EXERCISE TASK: Count up the lines in the following listing that hold the word "when", then give only that count.

::::::::

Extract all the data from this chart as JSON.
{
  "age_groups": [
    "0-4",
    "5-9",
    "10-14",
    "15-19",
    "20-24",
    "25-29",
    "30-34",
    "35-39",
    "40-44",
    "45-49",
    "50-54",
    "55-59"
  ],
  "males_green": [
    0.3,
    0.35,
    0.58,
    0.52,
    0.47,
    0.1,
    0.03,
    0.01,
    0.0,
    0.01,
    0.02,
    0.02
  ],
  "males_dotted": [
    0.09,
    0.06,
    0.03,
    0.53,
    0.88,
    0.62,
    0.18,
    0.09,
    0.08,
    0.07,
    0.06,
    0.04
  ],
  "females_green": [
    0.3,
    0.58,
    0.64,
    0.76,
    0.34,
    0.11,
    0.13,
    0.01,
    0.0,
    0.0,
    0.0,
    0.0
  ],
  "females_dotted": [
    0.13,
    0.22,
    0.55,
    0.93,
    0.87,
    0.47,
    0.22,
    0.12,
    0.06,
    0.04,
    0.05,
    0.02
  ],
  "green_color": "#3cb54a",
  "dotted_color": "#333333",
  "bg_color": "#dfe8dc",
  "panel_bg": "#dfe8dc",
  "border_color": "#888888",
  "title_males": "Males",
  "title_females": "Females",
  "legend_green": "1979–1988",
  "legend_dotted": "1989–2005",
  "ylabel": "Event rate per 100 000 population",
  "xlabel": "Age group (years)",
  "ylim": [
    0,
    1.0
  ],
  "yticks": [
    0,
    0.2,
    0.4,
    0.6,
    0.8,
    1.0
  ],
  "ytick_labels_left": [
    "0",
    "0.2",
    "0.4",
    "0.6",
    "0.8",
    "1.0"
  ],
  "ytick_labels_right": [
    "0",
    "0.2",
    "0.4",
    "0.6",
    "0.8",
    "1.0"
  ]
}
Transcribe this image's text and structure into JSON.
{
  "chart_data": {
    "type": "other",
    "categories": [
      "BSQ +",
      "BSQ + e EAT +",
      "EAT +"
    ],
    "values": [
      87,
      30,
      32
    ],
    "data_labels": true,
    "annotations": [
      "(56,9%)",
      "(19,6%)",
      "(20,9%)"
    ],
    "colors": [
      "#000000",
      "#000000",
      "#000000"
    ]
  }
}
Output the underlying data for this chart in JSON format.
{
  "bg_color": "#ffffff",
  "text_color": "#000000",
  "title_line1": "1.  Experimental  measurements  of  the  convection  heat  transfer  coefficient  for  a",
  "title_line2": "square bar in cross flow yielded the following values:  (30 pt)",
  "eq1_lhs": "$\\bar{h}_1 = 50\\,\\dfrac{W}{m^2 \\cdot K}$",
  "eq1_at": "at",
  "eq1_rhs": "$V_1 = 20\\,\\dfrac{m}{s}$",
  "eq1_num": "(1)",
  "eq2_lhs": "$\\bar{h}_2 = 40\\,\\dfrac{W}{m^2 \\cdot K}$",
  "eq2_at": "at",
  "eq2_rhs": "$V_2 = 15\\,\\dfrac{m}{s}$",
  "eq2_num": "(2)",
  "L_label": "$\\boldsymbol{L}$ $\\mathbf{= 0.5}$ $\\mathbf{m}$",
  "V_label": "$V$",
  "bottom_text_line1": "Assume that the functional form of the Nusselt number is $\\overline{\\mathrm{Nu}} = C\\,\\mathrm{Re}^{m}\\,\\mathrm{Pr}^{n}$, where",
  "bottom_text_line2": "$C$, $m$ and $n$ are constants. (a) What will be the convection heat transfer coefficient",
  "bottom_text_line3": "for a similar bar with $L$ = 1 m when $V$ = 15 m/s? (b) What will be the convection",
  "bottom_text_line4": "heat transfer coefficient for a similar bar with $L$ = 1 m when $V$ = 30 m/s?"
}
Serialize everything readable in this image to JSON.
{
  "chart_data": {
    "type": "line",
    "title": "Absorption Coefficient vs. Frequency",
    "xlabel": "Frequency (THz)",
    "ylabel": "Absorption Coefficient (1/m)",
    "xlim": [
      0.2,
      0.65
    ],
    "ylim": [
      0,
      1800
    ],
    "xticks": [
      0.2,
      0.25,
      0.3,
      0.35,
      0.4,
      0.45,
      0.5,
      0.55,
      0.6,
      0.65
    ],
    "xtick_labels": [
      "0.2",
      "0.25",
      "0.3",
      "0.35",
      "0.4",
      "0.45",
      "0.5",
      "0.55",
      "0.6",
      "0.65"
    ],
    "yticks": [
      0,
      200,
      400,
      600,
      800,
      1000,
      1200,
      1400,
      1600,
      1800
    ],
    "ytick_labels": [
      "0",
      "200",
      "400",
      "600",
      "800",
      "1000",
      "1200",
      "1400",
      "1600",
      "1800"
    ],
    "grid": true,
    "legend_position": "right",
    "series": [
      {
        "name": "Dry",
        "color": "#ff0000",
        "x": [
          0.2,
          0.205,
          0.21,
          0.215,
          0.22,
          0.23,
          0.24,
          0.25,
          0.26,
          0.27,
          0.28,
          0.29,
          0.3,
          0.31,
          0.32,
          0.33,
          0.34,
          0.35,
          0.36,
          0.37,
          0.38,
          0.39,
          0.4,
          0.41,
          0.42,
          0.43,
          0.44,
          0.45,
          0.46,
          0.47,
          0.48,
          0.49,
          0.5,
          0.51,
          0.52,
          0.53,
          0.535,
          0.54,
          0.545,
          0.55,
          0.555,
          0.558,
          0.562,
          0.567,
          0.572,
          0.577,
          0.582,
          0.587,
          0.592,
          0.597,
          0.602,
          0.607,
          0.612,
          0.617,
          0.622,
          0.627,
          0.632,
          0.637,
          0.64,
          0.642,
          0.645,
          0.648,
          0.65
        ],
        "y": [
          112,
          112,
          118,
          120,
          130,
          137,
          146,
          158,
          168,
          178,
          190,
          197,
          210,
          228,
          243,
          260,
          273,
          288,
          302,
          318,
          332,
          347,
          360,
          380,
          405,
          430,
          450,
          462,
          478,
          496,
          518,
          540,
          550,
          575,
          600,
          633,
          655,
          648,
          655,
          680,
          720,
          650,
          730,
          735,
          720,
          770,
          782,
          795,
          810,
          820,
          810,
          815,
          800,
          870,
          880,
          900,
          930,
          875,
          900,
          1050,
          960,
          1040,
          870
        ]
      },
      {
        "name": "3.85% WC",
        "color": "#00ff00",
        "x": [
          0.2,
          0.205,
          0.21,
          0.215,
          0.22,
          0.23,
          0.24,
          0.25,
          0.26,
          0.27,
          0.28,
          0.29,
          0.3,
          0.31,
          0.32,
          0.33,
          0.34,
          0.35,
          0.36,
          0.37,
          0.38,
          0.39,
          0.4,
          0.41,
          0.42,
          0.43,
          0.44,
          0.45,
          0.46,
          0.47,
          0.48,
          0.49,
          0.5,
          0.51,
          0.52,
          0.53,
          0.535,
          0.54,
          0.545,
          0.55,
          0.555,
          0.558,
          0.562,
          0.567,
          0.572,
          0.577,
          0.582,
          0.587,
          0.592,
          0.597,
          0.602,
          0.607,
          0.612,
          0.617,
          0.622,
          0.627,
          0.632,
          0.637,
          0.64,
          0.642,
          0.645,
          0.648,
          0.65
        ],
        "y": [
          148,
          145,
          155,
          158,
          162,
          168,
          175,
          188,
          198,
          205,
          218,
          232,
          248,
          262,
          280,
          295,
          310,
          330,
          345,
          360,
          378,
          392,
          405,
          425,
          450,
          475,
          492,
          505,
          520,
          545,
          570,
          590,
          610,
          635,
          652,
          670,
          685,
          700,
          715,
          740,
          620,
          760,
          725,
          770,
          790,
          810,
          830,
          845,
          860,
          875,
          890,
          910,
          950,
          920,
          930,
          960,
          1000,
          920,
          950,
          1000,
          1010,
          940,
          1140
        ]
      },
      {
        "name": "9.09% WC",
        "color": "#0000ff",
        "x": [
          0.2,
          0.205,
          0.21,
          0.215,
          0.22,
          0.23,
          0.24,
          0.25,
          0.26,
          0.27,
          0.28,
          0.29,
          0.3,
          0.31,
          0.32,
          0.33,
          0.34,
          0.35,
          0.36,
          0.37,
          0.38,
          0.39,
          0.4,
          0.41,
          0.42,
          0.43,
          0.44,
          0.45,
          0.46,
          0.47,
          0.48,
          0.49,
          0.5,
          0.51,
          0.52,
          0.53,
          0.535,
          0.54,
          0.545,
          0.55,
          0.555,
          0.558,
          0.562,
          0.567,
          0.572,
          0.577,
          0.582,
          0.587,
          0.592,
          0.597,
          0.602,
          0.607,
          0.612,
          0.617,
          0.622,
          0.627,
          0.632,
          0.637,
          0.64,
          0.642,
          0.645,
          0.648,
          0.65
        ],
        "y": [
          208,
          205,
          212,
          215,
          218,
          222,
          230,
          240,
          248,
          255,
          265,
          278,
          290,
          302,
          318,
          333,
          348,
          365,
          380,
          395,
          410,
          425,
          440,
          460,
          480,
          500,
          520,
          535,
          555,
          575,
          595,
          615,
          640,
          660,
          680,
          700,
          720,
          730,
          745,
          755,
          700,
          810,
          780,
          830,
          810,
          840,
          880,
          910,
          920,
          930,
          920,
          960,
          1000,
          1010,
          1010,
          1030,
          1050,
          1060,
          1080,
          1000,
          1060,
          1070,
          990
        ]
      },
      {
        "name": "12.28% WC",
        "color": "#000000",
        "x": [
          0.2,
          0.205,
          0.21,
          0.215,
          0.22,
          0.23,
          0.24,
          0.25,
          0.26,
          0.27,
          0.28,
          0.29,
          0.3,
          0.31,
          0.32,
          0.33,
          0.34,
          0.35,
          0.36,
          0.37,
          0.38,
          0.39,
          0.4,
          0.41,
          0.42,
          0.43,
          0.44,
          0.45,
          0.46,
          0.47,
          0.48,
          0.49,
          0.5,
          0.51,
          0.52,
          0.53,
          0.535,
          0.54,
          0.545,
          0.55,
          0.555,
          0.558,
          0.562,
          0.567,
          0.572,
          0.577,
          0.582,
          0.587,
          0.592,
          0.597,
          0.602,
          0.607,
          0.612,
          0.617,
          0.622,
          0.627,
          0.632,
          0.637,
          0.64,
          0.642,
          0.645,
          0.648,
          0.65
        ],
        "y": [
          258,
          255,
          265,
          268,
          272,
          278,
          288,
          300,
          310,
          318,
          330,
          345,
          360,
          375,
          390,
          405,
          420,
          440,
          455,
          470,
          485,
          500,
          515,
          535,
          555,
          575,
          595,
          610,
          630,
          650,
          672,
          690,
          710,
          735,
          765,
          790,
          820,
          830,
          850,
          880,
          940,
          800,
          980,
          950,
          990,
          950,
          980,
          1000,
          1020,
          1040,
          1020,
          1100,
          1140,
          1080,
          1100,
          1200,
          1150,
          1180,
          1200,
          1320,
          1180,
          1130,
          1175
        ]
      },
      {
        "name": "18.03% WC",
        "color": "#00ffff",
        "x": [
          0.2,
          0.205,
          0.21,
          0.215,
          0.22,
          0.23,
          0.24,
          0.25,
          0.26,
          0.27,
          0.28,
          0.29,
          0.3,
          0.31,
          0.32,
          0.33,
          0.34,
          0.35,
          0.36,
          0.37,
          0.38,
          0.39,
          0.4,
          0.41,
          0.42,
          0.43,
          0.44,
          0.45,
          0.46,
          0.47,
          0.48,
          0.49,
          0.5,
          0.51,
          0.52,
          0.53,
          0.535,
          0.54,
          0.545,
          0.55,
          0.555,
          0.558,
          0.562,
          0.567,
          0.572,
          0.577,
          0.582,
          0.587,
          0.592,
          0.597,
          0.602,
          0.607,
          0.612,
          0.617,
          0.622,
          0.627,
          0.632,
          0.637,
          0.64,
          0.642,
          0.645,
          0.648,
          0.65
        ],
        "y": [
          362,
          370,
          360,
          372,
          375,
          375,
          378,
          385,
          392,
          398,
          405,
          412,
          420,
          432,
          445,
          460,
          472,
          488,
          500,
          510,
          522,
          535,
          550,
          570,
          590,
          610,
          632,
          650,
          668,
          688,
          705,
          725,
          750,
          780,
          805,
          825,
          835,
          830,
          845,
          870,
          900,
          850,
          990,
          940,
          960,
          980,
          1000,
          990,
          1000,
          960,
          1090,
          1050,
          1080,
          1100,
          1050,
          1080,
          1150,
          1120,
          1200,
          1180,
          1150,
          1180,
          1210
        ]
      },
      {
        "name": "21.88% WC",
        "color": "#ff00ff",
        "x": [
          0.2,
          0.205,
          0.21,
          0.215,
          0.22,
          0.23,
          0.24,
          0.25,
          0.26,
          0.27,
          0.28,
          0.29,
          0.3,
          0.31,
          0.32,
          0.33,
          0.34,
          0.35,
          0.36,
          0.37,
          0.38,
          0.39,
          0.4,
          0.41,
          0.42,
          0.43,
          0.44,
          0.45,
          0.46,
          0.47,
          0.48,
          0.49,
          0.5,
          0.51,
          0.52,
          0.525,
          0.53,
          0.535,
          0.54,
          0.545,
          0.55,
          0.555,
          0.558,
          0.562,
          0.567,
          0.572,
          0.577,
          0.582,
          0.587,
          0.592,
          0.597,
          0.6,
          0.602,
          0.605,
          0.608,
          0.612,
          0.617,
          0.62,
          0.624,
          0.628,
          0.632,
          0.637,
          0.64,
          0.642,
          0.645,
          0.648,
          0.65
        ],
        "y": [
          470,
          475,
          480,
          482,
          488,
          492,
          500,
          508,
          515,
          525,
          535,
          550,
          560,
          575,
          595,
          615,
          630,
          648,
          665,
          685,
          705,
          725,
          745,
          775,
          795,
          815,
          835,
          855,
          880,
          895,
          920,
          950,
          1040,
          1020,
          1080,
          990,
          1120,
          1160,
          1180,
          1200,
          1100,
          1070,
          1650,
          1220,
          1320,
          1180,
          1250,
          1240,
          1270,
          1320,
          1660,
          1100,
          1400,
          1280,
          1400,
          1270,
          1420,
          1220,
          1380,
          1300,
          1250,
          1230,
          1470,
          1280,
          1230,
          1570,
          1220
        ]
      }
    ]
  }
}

::::::::

REPLY TO THE EXERCISE: 2